> TASK TO COMPLETE
Please output exactly the run of lines that starts at the line with "Extract all readable text from this page." and ends at the last line of the records below.

----------------

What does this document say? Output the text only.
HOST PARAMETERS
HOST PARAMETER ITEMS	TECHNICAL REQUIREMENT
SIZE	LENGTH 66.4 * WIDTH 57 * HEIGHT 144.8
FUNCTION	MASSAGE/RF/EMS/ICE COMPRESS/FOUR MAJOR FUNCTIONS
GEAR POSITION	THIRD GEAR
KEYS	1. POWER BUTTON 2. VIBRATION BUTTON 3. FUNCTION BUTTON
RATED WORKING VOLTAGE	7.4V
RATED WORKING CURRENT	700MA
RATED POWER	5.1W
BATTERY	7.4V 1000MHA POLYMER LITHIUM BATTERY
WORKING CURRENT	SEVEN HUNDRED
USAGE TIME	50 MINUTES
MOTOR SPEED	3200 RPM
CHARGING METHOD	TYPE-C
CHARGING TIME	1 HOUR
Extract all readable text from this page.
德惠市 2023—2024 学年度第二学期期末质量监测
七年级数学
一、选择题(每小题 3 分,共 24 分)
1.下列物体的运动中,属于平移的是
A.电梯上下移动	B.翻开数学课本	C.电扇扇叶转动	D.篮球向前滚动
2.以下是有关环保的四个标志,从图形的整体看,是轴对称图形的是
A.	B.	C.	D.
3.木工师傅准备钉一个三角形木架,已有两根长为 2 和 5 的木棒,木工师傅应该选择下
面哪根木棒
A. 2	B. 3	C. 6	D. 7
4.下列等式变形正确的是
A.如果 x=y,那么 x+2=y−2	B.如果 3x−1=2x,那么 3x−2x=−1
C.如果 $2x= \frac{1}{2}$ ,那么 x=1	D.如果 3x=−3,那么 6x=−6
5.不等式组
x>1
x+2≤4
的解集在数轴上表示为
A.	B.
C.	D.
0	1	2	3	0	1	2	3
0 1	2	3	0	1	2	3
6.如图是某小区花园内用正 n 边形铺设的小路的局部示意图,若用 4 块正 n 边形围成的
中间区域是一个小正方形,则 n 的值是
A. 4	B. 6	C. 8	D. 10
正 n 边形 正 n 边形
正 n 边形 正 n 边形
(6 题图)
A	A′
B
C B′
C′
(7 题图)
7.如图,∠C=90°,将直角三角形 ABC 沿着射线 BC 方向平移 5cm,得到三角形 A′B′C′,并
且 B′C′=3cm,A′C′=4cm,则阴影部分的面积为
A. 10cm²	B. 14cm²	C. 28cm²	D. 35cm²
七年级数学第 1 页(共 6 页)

----------------

> WRITTEN RESPONSE
Extract all readable text from this page.
德惠市 2023—2024 学年度第二学期期末质量监测
七年级数学
一、选择题(每小题 3 分,共 24 分)
1.下列物体的运动中,属于平移的是
A.电梯上下移动	B.翻开数学课本	C.电扇扇叶转动	D.篮球向前滚动
2.以下是有关环保的四个标志,从图形的整体看,是轴对称图形的是
A.	B.	C.	D.
3.木工师傅准备钉一个三角形木架,已有两根长为 2 和 5 的木棒,木工师傅应该选择下
面哪根木棒
A. 2	B. 3	C. 6	D. 7
4.下列等式变形正确的是
A.如果 x=y,那么 x+2=y−2	B.如果 3x−1=2x,那么 3x−2x=−1
C.如果 $2x= \frac{1}{2}$ ,那么 x=1	D.如果 3x=−3,那么 6x=−6
5.不等式组
x>1
x+2≤4
的解集在数轴上表示为
A.	B.
C.	D.
0	1	2	3	0	1	2	3
0 1	2	3	0	1	2	3
6.如图是某小区花园内用正 n 边形铺设的小路的局部示意图,若用 4 块正 n 边形围成的
中间区域是一个小正方形,则 n 的值是
A. 4	B. 6	C. 8	D. 10
正 n 边形 正 n 边形
正 n 边形 正 n 边形
(6 题图)
A	A′
B
C B′
C′
(7 题图)
7.如图,∠C=90°,将直角三角形 ABC 沿着射线 BC 方向平移 5cm,得到三角形 A′B′C′,并
且 B′C′=3cm,A′C′=4cm,则阴影部分的面积为
A. 10cm²	B. 14cm²	C. 28cm²	D. 35cm²
七年级数学第 1 页(共 6 页)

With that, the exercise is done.